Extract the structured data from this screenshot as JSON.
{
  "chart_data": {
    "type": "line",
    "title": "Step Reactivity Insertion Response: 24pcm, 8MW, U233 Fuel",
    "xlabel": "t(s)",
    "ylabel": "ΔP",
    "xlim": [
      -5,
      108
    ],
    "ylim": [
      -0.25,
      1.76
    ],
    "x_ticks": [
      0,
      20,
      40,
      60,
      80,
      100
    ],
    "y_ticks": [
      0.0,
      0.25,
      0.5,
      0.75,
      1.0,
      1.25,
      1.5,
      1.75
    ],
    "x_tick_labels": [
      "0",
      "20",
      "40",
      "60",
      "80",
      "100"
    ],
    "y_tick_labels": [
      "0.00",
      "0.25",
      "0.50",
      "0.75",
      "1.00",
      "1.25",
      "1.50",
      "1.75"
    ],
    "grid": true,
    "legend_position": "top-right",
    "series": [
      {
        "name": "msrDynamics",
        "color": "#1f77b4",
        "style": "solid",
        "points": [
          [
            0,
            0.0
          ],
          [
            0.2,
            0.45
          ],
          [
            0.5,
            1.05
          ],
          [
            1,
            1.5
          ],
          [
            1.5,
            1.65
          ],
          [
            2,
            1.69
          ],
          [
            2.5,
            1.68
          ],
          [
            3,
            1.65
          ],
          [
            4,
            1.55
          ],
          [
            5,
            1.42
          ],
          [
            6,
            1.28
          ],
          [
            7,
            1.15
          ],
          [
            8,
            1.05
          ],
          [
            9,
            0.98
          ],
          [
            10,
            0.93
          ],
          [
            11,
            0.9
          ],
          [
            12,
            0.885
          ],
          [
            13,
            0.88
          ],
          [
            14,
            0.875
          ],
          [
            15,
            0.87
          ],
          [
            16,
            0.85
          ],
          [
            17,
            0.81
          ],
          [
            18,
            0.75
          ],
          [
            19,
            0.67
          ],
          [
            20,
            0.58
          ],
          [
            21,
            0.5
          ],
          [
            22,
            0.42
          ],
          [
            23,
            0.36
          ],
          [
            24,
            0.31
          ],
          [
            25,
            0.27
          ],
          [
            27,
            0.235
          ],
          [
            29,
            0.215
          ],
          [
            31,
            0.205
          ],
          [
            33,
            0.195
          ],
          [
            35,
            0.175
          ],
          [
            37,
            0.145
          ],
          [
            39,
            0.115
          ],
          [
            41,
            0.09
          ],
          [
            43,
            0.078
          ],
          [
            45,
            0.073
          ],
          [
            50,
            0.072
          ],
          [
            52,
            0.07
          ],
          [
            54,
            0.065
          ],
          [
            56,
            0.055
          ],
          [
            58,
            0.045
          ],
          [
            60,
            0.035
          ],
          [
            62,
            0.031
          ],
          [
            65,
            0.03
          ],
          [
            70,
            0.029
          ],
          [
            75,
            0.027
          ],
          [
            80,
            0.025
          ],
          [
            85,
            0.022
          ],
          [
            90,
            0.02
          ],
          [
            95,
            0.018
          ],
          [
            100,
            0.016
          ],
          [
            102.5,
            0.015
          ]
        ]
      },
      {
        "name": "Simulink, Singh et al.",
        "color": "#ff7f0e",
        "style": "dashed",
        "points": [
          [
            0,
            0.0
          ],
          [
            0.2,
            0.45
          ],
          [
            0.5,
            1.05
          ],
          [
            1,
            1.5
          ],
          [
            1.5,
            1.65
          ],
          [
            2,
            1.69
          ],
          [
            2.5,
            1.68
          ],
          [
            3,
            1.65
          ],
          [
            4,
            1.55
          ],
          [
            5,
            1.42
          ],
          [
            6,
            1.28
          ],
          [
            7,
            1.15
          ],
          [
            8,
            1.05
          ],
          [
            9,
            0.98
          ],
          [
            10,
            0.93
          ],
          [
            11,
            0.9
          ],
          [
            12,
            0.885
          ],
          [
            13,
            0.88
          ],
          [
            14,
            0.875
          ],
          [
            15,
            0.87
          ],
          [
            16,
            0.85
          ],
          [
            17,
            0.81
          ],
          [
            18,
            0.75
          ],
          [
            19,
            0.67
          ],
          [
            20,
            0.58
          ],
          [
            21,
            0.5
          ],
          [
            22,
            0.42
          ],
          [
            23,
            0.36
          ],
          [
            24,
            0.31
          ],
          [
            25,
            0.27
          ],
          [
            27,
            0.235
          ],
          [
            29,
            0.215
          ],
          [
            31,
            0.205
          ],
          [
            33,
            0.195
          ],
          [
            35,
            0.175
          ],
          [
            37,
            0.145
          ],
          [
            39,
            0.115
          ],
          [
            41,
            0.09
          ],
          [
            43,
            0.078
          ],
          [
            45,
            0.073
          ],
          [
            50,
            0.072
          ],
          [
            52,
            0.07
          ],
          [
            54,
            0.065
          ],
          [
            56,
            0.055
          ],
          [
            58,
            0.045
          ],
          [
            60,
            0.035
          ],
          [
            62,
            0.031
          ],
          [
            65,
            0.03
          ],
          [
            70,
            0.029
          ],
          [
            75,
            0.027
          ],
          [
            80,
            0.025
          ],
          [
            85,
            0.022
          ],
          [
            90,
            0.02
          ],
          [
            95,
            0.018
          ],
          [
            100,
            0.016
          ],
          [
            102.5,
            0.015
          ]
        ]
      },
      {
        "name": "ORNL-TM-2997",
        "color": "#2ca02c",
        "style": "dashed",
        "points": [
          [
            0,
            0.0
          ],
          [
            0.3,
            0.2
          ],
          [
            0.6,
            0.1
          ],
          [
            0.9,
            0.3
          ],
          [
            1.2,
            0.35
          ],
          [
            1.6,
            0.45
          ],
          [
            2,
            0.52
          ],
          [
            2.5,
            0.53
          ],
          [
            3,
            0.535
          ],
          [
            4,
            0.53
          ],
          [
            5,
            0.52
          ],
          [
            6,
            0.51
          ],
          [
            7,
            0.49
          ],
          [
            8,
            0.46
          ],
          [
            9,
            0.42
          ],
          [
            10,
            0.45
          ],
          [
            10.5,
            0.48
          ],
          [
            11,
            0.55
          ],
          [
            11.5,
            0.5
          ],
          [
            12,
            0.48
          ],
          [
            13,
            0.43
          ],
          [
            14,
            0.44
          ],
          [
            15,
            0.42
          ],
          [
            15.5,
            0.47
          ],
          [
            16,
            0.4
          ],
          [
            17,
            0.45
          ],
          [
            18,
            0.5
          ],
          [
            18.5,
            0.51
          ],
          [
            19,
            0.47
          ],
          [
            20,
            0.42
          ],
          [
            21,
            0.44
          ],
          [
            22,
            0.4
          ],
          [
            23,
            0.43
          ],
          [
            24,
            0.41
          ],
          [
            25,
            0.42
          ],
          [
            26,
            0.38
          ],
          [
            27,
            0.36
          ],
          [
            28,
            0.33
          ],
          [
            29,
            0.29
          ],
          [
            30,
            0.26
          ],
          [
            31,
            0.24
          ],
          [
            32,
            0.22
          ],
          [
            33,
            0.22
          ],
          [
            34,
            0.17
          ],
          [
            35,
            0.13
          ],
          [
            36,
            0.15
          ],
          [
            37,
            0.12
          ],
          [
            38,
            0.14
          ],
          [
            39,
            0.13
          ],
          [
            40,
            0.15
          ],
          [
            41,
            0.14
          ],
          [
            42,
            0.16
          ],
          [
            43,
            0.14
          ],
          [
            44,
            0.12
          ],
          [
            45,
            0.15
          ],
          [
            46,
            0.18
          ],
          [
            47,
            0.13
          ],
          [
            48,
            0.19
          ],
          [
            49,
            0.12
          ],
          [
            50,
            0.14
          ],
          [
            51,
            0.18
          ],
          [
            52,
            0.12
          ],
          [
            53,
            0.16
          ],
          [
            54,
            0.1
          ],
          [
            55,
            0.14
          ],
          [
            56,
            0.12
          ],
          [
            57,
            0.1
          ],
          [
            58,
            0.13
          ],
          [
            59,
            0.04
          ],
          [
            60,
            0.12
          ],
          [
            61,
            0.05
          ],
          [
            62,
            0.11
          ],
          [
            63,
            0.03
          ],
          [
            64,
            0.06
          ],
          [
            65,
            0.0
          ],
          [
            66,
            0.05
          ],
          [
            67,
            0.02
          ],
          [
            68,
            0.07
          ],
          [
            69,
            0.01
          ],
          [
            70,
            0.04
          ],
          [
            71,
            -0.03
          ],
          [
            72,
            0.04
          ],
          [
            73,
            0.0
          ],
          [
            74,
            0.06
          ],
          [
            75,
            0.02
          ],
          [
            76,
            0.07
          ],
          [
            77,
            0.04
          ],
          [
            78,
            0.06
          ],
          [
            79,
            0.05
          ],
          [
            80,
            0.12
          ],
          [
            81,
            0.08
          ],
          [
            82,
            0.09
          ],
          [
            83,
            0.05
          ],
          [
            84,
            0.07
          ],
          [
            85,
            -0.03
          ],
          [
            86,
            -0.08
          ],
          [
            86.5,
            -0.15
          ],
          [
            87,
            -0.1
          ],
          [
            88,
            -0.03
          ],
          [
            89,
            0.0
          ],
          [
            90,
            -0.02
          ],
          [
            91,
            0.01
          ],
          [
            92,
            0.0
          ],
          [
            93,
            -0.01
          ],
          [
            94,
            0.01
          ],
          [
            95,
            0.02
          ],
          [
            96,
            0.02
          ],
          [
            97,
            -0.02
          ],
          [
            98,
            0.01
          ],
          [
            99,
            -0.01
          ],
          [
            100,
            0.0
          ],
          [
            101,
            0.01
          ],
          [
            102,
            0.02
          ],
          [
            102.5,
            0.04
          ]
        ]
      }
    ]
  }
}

## What is expected
Above are lines of data; state how many of them contain the word "color", with no other output.

## Response below
3